Figure dataset records:
━━━━

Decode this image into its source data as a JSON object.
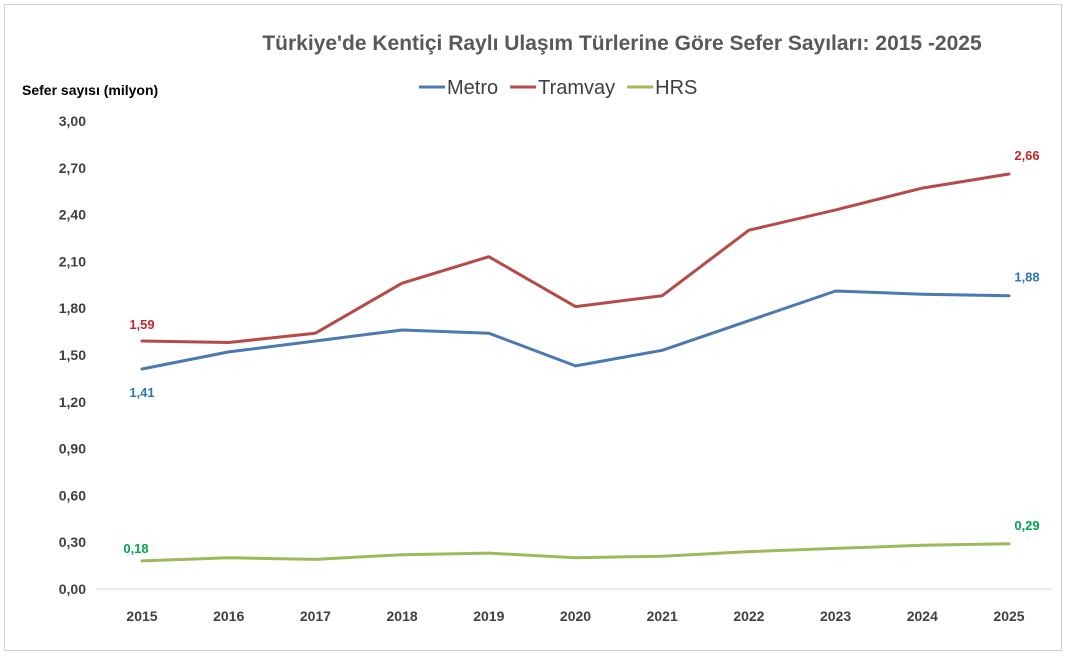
{
  "chart_data": {
    "type": "line",
    "title": "Türkiye'de Kentiçi Raylı Ulaşım Türlerine Göre Sefer Sayıları: 2015 -2025",
    "xlabel": "",
    "ylabel": "Sefer sayısı (milyon)",
    "ylim": [
      0,
      3
    ],
    "yticks": [
      "0,00",
      "0,30",
      "0,60",
      "0,90",
      "1,20",
      "1,50",
      "1,80",
      "2,10",
      "2,40",
      "2,70",
      "3,00"
    ],
    "categories": [
      "2015",
      "2016",
      "2017",
      "2018",
      "2019",
      "2020",
      "2021",
      "2022",
      "2023",
      "2024",
      "2025"
    ],
    "grid": false,
    "legend_position": "top",
    "series": [
      {
        "name": "Metro",
        "color": "#4a7ab0",
        "values": [
          1.41,
          1.52,
          1.59,
          1.66,
          1.64,
          1.43,
          1.53,
          1.72,
          1.91,
          1.89,
          1.88
        ],
        "labels": [
          {
            "index": 0,
            "text": "1,41",
            "color": "#2e75b6"
          },
          {
            "index": 10,
            "text": "1,88",
            "color": "#2e75b6"
          }
        ]
      },
      {
        "name": "Tramvay",
        "color": "#b54a48",
        "values": [
          1.59,
          1.58,
          1.64,
          1.96,
          2.13,
          1.81,
          1.88,
          2.3,
          2.43,
          2.57,
          2.66
        ],
        "labels": [
          {
            "index": 0,
            "text": "1,59",
            "color": "#c0282c"
          },
          {
            "index": 10,
            "text": "2,66",
            "color": "#c0282c"
          }
        ]
      },
      {
        "name": "HRS",
        "color": "#9bbb59",
        "values": [
          0.18,
          0.2,
          0.19,
          0.22,
          0.23,
          0.2,
          0.21,
          0.24,
          0.26,
          0.28,
          0.29
        ],
        "labels": [
          {
            "index": 0,
            "text": "0,18",
            "color": "#00a651"
          },
          {
            "index": 10,
            "text": "0,29",
            "color": "#00a651"
          }
        ]
      }
    ]
  }
}
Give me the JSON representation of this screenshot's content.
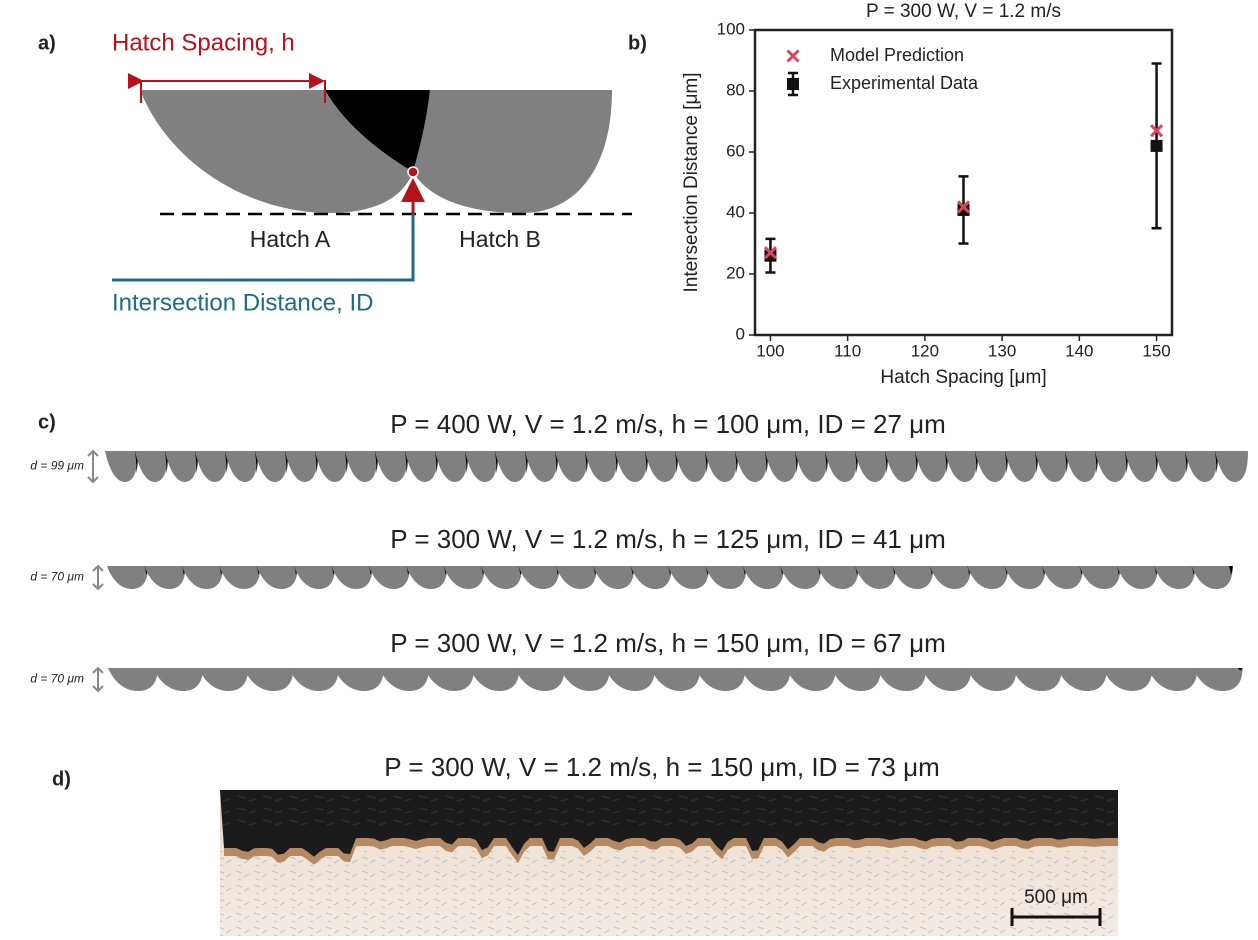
{
  "panel_a": {
    "label": "a)",
    "hatch_spacing_label": "Hatch Spacing, h",
    "hatch_a": "Hatch A",
    "hatch_b": "Hatch B",
    "intersection_label": "Intersection Distance, ID"
  },
  "chart_data": {
    "type": "scatter",
    "panel_label": "b)",
    "title": "P = 300 W, V = 1.2 m/s",
    "x_label": "Hatch Spacing [μm]",
    "y_label": "Intersection Distance [μm]",
    "x": [
      100,
      125,
      150
    ],
    "series": [
      {
        "name": "Model Prediction",
        "color": "#d9475c",
        "marker": "x",
        "values": [
          27,
          42,
          67
        ]
      },
      {
        "name": "Experimental Data",
        "color": "#111111",
        "marker": "square",
        "values": [
          26,
          41,
          62
        ],
        "errors": [
          5.5,
          11,
          27
        ]
      }
    ],
    "xlim": [
      98,
      152
    ],
    "ylim": [
      0,
      100
    ],
    "xticks": [
      100,
      110,
      120,
      130,
      140,
      150
    ],
    "yticks": [
      0,
      20,
      40,
      60,
      80,
      100
    ],
    "legend": "upper left"
  },
  "panel_c": {
    "label": "c)",
    "rows": [
      {
        "title": "P = 400 W, V = 1.2 m/s, h = 100 μm, ID = 27 μm",
        "depth_label": "d = 99 μm"
      },
      {
        "title": "P = 300 W, V = 1.2 m/s, h = 125 μm, ID = 41 μm",
        "depth_label": "d = 70 μm"
      },
      {
        "title": "P = 300 W, V = 1.2 m/s, h = 150 μm, ID = 67 μm",
        "depth_label": "d = 70 μm"
      }
    ]
  },
  "panel_d": {
    "label": "d)",
    "title": "P = 300 W, V = 1.2 m/s, h = 150 μm, ID = 73 μm",
    "scale_bar": "500 μm"
  }
}
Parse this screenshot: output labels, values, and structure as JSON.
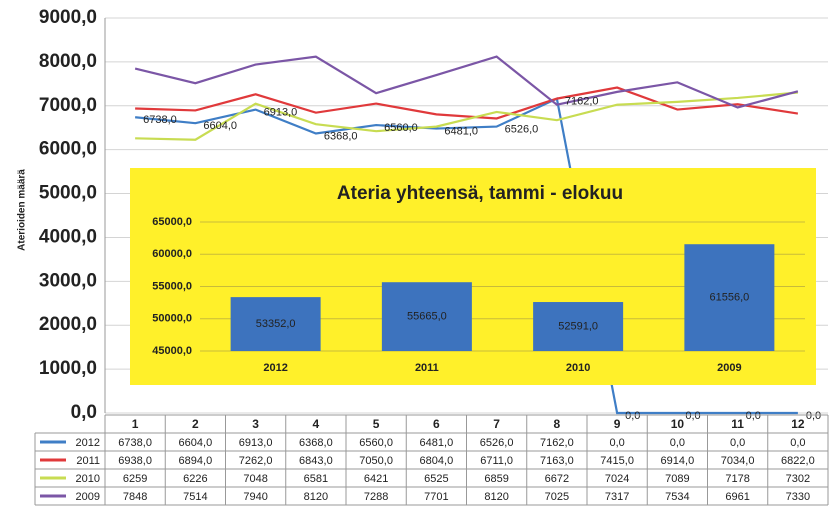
{
  "chart_data": [
    {
      "type": "line",
      "y_label": "Aterioiden määrä",
      "categories": [
        "1",
        "2",
        "3",
        "4",
        "5",
        "6",
        "7",
        "8",
        "9",
        "10",
        "11",
        "12"
      ],
      "ylim": [
        0,
        9000
      ],
      "yticks": [
        {
          "value": 0,
          "label": "0,0"
        },
        {
          "value": 1000,
          "label": "1000,0"
        },
        {
          "value": 2000,
          "label": "2000,0"
        },
        {
          "value": 3000,
          "label": "3000,0"
        },
        {
          "value": 4000,
          "label": "4000,0"
        },
        {
          "value": 5000,
          "label": "5000,0"
        },
        {
          "value": 6000,
          "label": "6000,0"
        },
        {
          "value": 7000,
          "label": "7000,0"
        },
        {
          "value": 8000,
          "label": "8000,0"
        },
        {
          "value": 9000,
          "label": "9000,0"
        }
      ],
      "grid": true,
      "series": [
        {
          "name": "2012",
          "color": "#3f7ec6",
          "values": [
            6738,
            6604,
            6913,
            6368,
            6560,
            6481,
            6526,
            7162,
            0,
            0,
            0,
            0
          ],
          "value_labels": [
            "6738,0",
            "6604,0",
            "6913,0",
            "6368,0",
            "6560,0",
            "6481,0",
            "6526,0",
            "7162,0",
            "0,0",
            "0,0",
            "0,0",
            "0,0"
          ]
        },
        {
          "name": "2011",
          "color": "#e0393b",
          "values": [
            6938,
            6894,
            7262,
            6843,
            7050,
            6804,
            6711,
            7163,
            7415,
            6914,
            7034,
            6822
          ],
          "value_labels": [
            "6938,0",
            "6894,0",
            "7262,0",
            "6843,0",
            "7050,0",
            "6804,0",
            "6711,0",
            "7163,0",
            "7415,0",
            "6914,0",
            "7034,0",
            "6822,0"
          ]
        },
        {
          "name": "2010",
          "color": "#c8dc52",
          "values": [
            6259,
            6226,
            7048,
            6581,
            6421,
            6525,
            6859,
            6672,
            7024,
            7089,
            7178,
            7302
          ]
        },
        {
          "name": "2009",
          "color": "#7b56a6",
          "values": [
            7848,
            7514,
            7940,
            8120,
            7288,
            7701,
            8120,
            7025,
            7317,
            7534,
            6961,
            7330
          ]
        }
      ]
    },
    {
      "type": "bar",
      "title": "Ateria yhteensä, tammi - elokuu",
      "categories": [
        "2012",
        "2011",
        "2010",
        "2009"
      ],
      "values": [
        53352,
        55665,
        52591,
        61556
      ],
      "value_labels": [
        "53352,0",
        "55665,0",
        "52591,0",
        "61556,0"
      ],
      "color": "#3d73be",
      "background": "#fff02a",
      "ylim": [
        45000,
        65000
      ],
      "yticks": [
        {
          "value": 45000,
          "label": "45000,0"
        },
        {
          "value": 50000,
          "label": "50000,0"
        },
        {
          "value": 55000,
          "label": "55000,0"
        },
        {
          "value": 60000,
          "label": "60000,0"
        },
        {
          "value": 65000,
          "label": "65000,0"
        }
      ],
      "grid": true
    }
  ]
}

━━━━

• Aim:
All records must be output exactly as they are, except for the pictures, which are left out.

• Full output:
Decode this image into its source data as a JSON object.
{
  "chart_data": {
    "type": "line",
    "title": "Türkiye'de Kentiçi Raylı Ulaşım Türlerine Göre Sefer Sayıları: 2015 -2025",
    "xlabel": "",
    "ylabel": "Sefer sayısı (milyon)",
    "ylim": [
      0,
      3
    ],
    "yticks": [
      "0,00",
      "0,30",
      "0,60",
      "0,90",
      "1,20",
      "1,50",
      "1,80",
      "2,10",
      "2,40",
      "2,70",
      "3,00"
    ],
    "categories": [
      "2015",
      "2016",
      "2017",
      "2018",
      "2019",
      "2020",
      "2021",
      "2022",
      "2023",
      "2024",
      "2025"
    ],
    "grid": false,
    "legend_position": "top",
    "series": [
      {
        "name": "Metro",
        "color": "#4a7ab0",
        "values": [
          1.41,
          1.52,
          1.59,
          1.66,
          1.64,
          1.43,
          1.53,
          1.72,
          1.91,
          1.89,
          1.88
        ],
        "labels": [
          {
            "index": 0,
            "text": "1,41",
            "color": "#2e75b6"
          },
          {
            "index": 10,
            "text": "1,88",
            "color": "#2e75b6"
          }
        ]
      },
      {
        "name": "Tramvay",
        "color": "#b54a48",
        "values": [
          1.59,
          1.58,
          1.64,
          1.96,
          2.13,
          1.81,
          1.88,
          2.3,
          2.43,
          2.57,
          2.66
        ],
        "labels": [
          {
            "index": 0,
            "text": "1,59",
            "color": "#c0282c"
          },
          {
            "index": 10,
            "text": "2,66",
            "color": "#c0282c"
          }
        ]
      },
      {
        "name": "HRS",
        "color": "#9bbb59",
        "values": [
          0.18,
          0.2,
          0.19,
          0.22,
          0.23,
          0.2,
          0.21,
          0.24,
          0.26,
          0.28,
          0.29
        ],
        "labels": [
          {
            "index": 0,
            "text": "0,18",
            "color": "#00a651"
          },
          {
            "index": 10,
            "text": "0,29",
            "color": "#00a651"
          }
        ]
      }
    ]
  }
}
Give me the JSON representation of this screenshot's content.
{
  "panel_a": {
    "label": "a)",
    "hatch_spacing_label": "Hatch Spacing, h",
    "hatch_a": "Hatch A",
    "hatch_b": "Hatch B",
    "intersection_label": "Intersection Distance, ID"
  },
  "chart_data": {
    "type": "scatter",
    "panel_label": "b)",
    "title": "P = 300 W, V = 1.2 m/s",
    "x_label": "Hatch Spacing [μm]",
    "y_label": "Intersection Distance [μm]",
    "x": [
      100,
      125,
      150
    ],
    "series": [
      {
        "name": "Model Prediction",
        "color": "#d9475c",
        "marker": "x",
        "values": [
          27,
          42,
          67
        ]
      },
      {
        "name": "Experimental Data",
        "color": "#111111",
        "marker": "square",
        "values": [
          26,
          41,
          62
        ],
        "errors": [
          5.5,
          11,
          27
        ]
      }
    ],
    "xlim": [
      98,
      152
    ],
    "ylim": [
      0,
      100
    ],
    "xticks": [
      100,
      110,
      120,
      130,
      140,
      150
    ],
    "yticks": [
      0,
      20,
      40,
      60,
      80,
      100
    ],
    "legend": "upper left"
  },
  "panel_c": {
    "label": "c)",
    "rows": [
      {
        "title": "P = 400 W, V = 1.2 m/s, h = 100 μm, ID = 27 μm",
        "depth_label": "d = 99 μm"
      },
      {
        "title": "P = 300 W, V = 1.2 m/s, h = 125 μm, ID = 41 μm",
        "depth_label": "d = 70 μm"
      },
      {
        "title": "P = 300 W, V = 1.2 m/s, h = 150 μm, ID = 67 μm",
        "depth_label": "d = 70 μm"
      }
    ]
  },
  "panel_d": {
    "label": "d)",
    "title": "P = 300 W, V = 1.2 m/s, h = 150 μm, ID = 73 μm",
    "scale_bar": "500 μm"
  }
}
Parse this screenshot: output labels, values, and structure as JSON.
{
  "chart_data": [
    {
      "type": "line",
      "y_label": "Aterioiden määrä",
      "categories": [
        "1",
        "2",
        "3",
        "4",
        "5",
        "6",
        "7",
        "8",
        "9",
        "10",
        "11",
        "12"
      ],
      "ylim": [
        0,
        9000
      ],
      "yticks": [
        {
          "value": 0,
          "label": "0,0"
        },
        {
          "value": 1000,
          "label": "1000,0"
        },
        {
          "value": 2000,
          "label": "2000,0"
        },
        {
          "value": 3000,
          "label": "3000,0"
        },
        {
          "value": 4000,
          "label": "4000,0"
        },
        {
          "value": 5000,
          "label": "5000,0"
        },
        {
          "value": 6000,
          "label": "6000,0"
        },
        {
          "value": 7000,
          "label": "7000,0"
        },
        {
          "value": 8000,
          "label": "8000,0"
        },
        {
          "value": 9000,
          "label": "9000,0"
        }
      ],
      "grid": true,
      "series": [
        {
          "name": "2012",
          "color": "#3f7ec6",
          "values": [
            6738,
            6604,
            6913,
            6368,
            6560,
            6481,
            6526,
            7162,
            0,
            0,
            0,
            0
          ],
          "value_labels": [
            "6738,0",
            "6604,0",
            "6913,0",
            "6368,0",
            "6560,0",
            "6481,0",
            "6526,0",
            "7162,0",
            "0,0",
            "0,0",
            "0,0",
            "0,0"
          ]
        },
        {
          "name": "2011",
          "color": "#e0393b",
          "values": [
            6938,
            6894,
            7262,
            6843,
            7050,
            6804,
            6711,
            7163,
            7415,
            6914,
            7034,
            6822
          ],
          "value_labels": [
            "6938,0",
            "6894,0",
            "7262,0",
            "6843,0",
            "7050,0",
            "6804,0",
            "6711,0",
            "7163,0",
            "7415,0",
            "6914,0",
            "7034,0",
            "6822,0"
          ]
        },
        {
          "name": "2010",
          "color": "#c8dc52",
          "values": [
            6259,
            6226,
            7048,
            6581,
            6421,
            6525,
            6859,
            6672,
            7024,
            7089,
            7178,
            7302
          ]
        },
        {
          "name": "2009",
          "color": "#7b56a6",
          "values": [
            7848,
            7514,
            7940,
            8120,
            7288,
            7701,
            8120,
            7025,
            7317,
            7534,
            6961,
            7330
          ]
        }
      ]
    },
    {
      "type": "bar",
      "title": "Ateria yhteensä, tammi - elokuu",
      "categories": [
        "2012",
        "2011",
        "2010",
        "2009"
      ],
      "values": [
        53352,
        55665,
        52591,
        61556
      ],
      "value_labels": [
        "53352,0",
        "55665,0",
        "52591,0",
        "61556,0"
      ],
      "color": "#3d73be",
      "background": "#fff02a",
      "ylim": [
        45000,
        65000
      ],
      "yticks": [
        {
          "value": 45000,
          "label": "45000,0"
        },
        {
          "value": 50000,
          "label": "50000,0"
        },
        {
          "value": 55000,
          "label": "55000,0"
        },
        {
          "value": 60000,
          "label": "60000,0"
        },
        {
          "value": 65000,
          "label": "65000,0"
        }
      ],
      "grid": true
    }
  ]
}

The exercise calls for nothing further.